[Dataset items]
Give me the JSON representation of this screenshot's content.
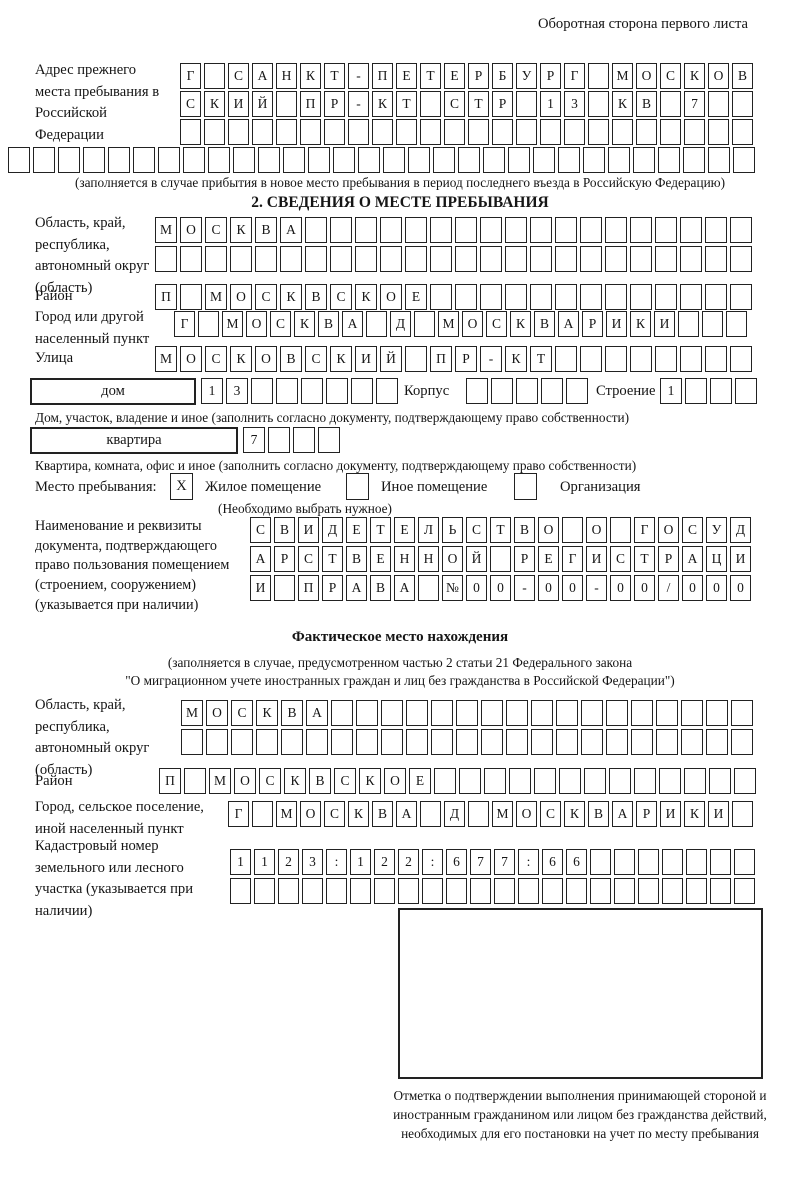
{
  "header": {
    "side_note": "Оборотная сторона первого листа"
  },
  "previous_address": {
    "label": "Адрес прежнего места пребывания в Российской Федерации",
    "rows": [
      [
        "Г",
        "",
        "С",
        "А",
        "Н",
        "К",
        "Т",
        "-",
        "П",
        "Е",
        "Т",
        "Е",
        "Р",
        "Б",
        "У",
        "Р",
        "Г",
        "",
        "М",
        "О",
        "С",
        "К",
        "О",
        "В"
      ],
      [
        "С",
        "К",
        "И",
        "Й",
        "",
        "П",
        "Р",
        "-",
        "К",
        "Т",
        "",
        "С",
        "Т",
        "Р",
        "",
        "1",
        "3",
        "",
        "К",
        "В",
        "",
        "7",
        "",
        ""
      ],
      [
        "",
        "",
        "",
        "",
        "",
        "",
        "",
        "",
        "",
        "",
        "",
        "",
        "",
        "",
        "",
        "",
        "",
        "",
        "",
        "",
        "",
        "",
        "",
        ""
      ]
    ],
    "extra_row": [
      "",
      "",
      "",
      "",
      "",
      "",
      "",
      "",
      "",
      "",
      "",
      "",
      "",
      "",
      "",
      "",
      "",
      "",
      "",
      "",
      "",
      "",
      "",
      "",
      "",
      "",
      "",
      "",
      "",
      ""
    ],
    "note": "(заполняется в случае прибытия в новое место пребывания в период последнего въезда в Российскую Федерацию)"
  },
  "section2": {
    "title": "2. СВЕДЕНИЯ О МЕСТЕ ПРЕБЫВАНИЯ",
    "region": {
      "label": "Область, край, республика, автономный округ (область)",
      "rows": [
        [
          "М",
          "О",
          "С",
          "К",
          "В",
          "А",
          "",
          "",
          "",
          "",
          "",
          "",
          "",
          "",
          "",
          "",
          "",
          "",
          "",
          "",
          "",
          "",
          "",
          ""
        ],
        [
          "",
          "",
          "",
          "",
          "",
          "",
          "",
          "",
          "",
          "",
          "",
          "",
          "",
          "",
          "",
          "",
          "",
          "",
          "",
          "",
          "",
          "",
          "",
          ""
        ]
      ]
    },
    "district": {
      "label": "Район",
      "cells": [
        "П",
        "",
        "М",
        "О",
        "С",
        "К",
        "В",
        "С",
        "К",
        "О",
        "Е",
        "",
        "",
        "",
        "",
        "",
        "",
        "",
        "",
        "",
        "",
        "",
        "",
        ""
      ]
    },
    "city": {
      "label": "Город или другой населенный пункт",
      "cells": [
        "Г",
        "",
        "М",
        "О",
        "С",
        "К",
        "В",
        "А",
        "",
        "Д",
        "",
        "М",
        "О",
        "С",
        "К",
        "В",
        "А",
        "Р",
        "И",
        "К",
        "И",
        "",
        "",
        ""
      ]
    },
    "street": {
      "label": "Улица",
      "cells": [
        "М",
        "О",
        "С",
        "К",
        "О",
        "В",
        "С",
        "К",
        "И",
        "Й",
        "",
        "П",
        "Р",
        "-",
        "К",
        "Т",
        "",
        "",
        "",
        "",
        "",
        "",
        "",
        ""
      ]
    },
    "house": {
      "label": "дом",
      "cells": [
        "1",
        "3",
        "",
        "",
        "",
        "",
        "",
        ""
      ],
      "korpus_label": "Корпус",
      "korpus_cells": [
        "",
        "",
        "",
        "",
        ""
      ],
      "stroenie_label": "Строение",
      "stroenie_cells": [
        "1",
        "",
        "",
        ""
      ]
    },
    "house_note": "Дом, участок, владение и иное (заполнить согласно документу, подтверждающему право собственности)",
    "apartment": {
      "label": "квартира",
      "cells": [
        "7",
        "",
        "",
        ""
      ]
    },
    "apartment_note": "Квартира, комната, офис и иное (заполнить согласно документу, подтверждающему право собственности)",
    "stay_type": {
      "label": "Место пребывания:",
      "options": [
        {
          "label": "Жилое помещение",
          "mark": "X"
        },
        {
          "label": "Иное помещение",
          "mark": ""
        },
        {
          "label": "Организация",
          "mark": ""
        }
      ],
      "note": "(Необходимо выбрать нужное)"
    },
    "document": {
      "label": "Наименование и реквизиты документа, подтверждающего право пользования помещением (строением, сооружением) (указывается при наличии)",
      "rows": [
        [
          "С",
          "В",
          "И",
          "Д",
          "Е",
          "Т",
          "Е",
          "Л",
          "Ь",
          "С",
          "Т",
          "В",
          "О",
          "",
          "О",
          "",
          "Г",
          "О",
          "С",
          "У",
          "Д"
        ],
        [
          "А",
          "Р",
          "С",
          "Т",
          "В",
          "Е",
          "Н",
          "Н",
          "О",
          "Й",
          "",
          "Р",
          "Е",
          "Г",
          "И",
          "С",
          "Т",
          "Р",
          "А",
          "Ц",
          "И"
        ],
        [
          "И",
          "",
          "П",
          "Р",
          "А",
          "В",
          "А",
          "",
          "№",
          "0",
          "0",
          "-",
          "0",
          "0",
          "-",
          "0",
          "0",
          "/",
          "0",
          "0",
          "0"
        ]
      ]
    }
  },
  "actual_location": {
    "title": "Фактическое место нахождения",
    "note_lines": [
      "(заполняется в случае, предусмотренном частью 2 статьи 21 Федерального закона",
      "\"О миграционном учете иностранных граждан и лиц без гражданства в Российской Федерации\")"
    ],
    "region": {
      "label": "Область, край, республика, автономный округ (область)",
      "rows": [
        [
          "М",
          "О",
          "С",
          "К",
          "В",
          "А",
          "",
          "",
          "",
          "",
          "",
          "",
          "",
          "",
          "",
          "",
          "",
          "",
          "",
          "",
          "",
          "",
          ""
        ],
        [
          "",
          "",
          "",
          "",
          "",
          "",
          "",
          "",
          "",
          "",
          "",
          "",
          "",
          "",
          "",
          "",
          "",
          "",
          "",
          "",
          "",
          "",
          ""
        ]
      ]
    },
    "district": {
      "label": "Район",
      "cells": [
        "П",
        "",
        "М",
        "О",
        "С",
        "К",
        "В",
        "С",
        "К",
        "О",
        "Е",
        "",
        "",
        "",
        "",
        "",
        "",
        "",
        "",
        "",
        "",
        "",
        "",
        ""
      ]
    },
    "city": {
      "label": "Город, сельское поселение, иной населенный пункт",
      "cells": [
        "Г",
        "",
        "М",
        "О",
        "С",
        "К",
        "В",
        "А",
        "",
        "Д",
        "",
        "М",
        "О",
        "С",
        "К",
        "В",
        "А",
        "Р",
        "И",
        "К",
        "И",
        ""
      ]
    },
    "cadastral": {
      "label": "Кадастровый номер земельного или лесного участка (указывается при наличии)",
      "rows": [
        [
          "1",
          "1",
          "2",
          "3",
          ":",
          "1",
          "2",
          "2",
          ":",
          "6",
          "7",
          "7",
          ":",
          "6",
          "6",
          "",
          "",
          "",
          "",
          "",
          "",
          ""
        ],
        [
          "",
          "",
          "",
          "",
          "",
          "",
          "",
          "",
          "",
          "",
          "",
          "",
          "",
          "",
          "",
          "",
          "",
          "",
          "",
          "",
          "",
          ""
        ]
      ]
    },
    "confirmation_note": "Отметка о подтверждении выполнения принимающей стороной и иностранным гражданином или лицом без гражданства действий, необходимых для его постановки на учет по месту пребывания"
  }
}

Aim of the task
Collect from the data above every line that includes "собственности".

Written solution
    "house_note": "Дом, участок, владение и иное (заполнить согласно документу, подтверждающему право собственности)",
    "apartment_note": "Квартира, комната, офис и иное (заполнить согласно документу, подтверждающему право собственности)",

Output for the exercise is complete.